*Exercise prompt*.
Copy down every line where the string "title" shows up.

# # # # #

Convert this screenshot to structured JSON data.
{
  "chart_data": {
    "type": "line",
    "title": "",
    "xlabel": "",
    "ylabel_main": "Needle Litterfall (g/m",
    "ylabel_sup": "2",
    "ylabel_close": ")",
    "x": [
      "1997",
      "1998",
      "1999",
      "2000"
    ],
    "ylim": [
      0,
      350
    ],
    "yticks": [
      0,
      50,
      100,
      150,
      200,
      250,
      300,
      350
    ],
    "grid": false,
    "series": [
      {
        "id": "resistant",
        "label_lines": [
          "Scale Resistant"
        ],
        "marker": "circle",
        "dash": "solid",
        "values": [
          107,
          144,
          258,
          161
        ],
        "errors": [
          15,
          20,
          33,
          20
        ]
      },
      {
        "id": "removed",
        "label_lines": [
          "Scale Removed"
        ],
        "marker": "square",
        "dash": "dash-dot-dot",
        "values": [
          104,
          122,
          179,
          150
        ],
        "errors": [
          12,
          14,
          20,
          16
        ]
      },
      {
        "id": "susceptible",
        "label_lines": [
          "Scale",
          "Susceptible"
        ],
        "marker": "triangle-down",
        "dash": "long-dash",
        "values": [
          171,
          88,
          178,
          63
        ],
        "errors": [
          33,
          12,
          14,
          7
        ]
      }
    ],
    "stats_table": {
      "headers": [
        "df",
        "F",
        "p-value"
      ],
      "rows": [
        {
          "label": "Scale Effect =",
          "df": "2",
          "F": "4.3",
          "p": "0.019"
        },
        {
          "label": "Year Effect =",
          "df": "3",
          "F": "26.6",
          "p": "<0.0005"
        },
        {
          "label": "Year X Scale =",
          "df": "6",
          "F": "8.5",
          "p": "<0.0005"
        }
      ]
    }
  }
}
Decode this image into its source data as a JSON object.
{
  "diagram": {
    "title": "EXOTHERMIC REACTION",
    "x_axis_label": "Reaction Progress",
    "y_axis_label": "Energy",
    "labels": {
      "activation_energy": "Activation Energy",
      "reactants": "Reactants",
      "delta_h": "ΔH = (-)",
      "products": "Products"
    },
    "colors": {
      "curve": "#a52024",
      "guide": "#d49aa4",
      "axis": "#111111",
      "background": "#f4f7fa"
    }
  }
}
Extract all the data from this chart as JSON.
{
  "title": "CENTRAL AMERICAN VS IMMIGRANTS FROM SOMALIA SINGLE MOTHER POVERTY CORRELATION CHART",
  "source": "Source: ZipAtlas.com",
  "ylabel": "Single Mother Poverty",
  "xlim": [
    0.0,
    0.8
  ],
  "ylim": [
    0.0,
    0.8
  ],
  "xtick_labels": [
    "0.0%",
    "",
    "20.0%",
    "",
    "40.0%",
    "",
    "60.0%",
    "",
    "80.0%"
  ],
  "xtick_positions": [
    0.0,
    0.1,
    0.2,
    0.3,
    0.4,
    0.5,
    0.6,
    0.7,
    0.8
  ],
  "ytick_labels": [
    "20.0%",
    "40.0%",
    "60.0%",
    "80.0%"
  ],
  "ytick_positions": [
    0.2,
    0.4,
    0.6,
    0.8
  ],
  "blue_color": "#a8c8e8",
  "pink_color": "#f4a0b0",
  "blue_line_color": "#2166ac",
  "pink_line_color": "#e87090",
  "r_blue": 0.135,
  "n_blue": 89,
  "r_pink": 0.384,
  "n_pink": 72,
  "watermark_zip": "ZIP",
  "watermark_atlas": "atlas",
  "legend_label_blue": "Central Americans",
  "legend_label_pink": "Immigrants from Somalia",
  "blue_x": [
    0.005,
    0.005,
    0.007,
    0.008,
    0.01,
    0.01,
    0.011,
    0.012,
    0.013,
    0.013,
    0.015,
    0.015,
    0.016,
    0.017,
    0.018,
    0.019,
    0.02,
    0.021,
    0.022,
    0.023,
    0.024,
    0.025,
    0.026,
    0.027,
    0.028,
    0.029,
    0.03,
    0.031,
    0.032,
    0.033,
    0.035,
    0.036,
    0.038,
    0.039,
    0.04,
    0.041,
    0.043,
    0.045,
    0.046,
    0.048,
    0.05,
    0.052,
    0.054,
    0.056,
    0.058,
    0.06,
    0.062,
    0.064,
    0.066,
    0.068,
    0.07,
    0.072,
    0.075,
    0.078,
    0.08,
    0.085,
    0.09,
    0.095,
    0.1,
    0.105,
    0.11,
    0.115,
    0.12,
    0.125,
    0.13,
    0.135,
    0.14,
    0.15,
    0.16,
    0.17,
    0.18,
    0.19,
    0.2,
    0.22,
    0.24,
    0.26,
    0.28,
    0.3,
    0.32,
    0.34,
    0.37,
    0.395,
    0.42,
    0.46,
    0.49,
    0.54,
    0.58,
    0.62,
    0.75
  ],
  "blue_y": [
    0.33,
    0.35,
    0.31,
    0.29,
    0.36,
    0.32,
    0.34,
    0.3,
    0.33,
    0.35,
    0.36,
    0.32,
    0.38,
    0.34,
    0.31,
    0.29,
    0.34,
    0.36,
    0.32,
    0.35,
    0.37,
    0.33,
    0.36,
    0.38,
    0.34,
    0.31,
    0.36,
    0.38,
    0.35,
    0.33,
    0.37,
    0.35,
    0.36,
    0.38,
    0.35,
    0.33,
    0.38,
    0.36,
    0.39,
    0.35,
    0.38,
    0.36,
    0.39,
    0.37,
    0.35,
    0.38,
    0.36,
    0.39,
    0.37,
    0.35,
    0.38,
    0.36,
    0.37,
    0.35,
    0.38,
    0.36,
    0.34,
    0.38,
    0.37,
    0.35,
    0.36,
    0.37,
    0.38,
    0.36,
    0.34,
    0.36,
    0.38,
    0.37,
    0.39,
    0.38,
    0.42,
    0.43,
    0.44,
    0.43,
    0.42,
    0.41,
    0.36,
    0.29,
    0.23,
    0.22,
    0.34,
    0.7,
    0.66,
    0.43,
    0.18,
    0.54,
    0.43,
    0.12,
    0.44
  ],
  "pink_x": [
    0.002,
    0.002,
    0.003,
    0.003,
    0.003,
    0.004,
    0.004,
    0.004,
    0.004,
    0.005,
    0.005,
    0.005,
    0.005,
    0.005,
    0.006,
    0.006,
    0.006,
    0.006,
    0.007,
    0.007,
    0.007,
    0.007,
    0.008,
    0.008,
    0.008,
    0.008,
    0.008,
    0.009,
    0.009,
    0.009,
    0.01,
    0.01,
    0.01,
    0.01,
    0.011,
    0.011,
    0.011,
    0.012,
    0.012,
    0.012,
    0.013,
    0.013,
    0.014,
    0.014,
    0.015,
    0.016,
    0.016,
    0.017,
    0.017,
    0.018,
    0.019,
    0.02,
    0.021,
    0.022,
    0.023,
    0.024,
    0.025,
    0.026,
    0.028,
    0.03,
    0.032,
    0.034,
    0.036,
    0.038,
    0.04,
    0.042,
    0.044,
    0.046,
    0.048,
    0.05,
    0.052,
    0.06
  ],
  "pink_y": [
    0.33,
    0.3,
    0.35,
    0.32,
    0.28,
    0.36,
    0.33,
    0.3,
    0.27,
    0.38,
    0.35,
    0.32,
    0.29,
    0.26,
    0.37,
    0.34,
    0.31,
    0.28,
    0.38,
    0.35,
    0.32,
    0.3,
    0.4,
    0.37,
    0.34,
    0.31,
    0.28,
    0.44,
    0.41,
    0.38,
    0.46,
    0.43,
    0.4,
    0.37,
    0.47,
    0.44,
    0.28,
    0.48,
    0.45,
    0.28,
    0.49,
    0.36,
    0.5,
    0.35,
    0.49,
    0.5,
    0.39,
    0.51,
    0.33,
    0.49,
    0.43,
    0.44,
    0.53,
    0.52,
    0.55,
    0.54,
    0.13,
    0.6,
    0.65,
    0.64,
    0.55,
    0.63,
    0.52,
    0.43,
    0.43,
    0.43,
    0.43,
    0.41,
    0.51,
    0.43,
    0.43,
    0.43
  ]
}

# # # # #

*Answer to the exercise*.
    "title": "",
    "title": "EXOTHERMIC REACTION",
  "title": "CENTRAL AMERICAN VS IMMIGRANTS FROM SOMALIA SINGLE MOTHER POVERTY CORRELATION CHART",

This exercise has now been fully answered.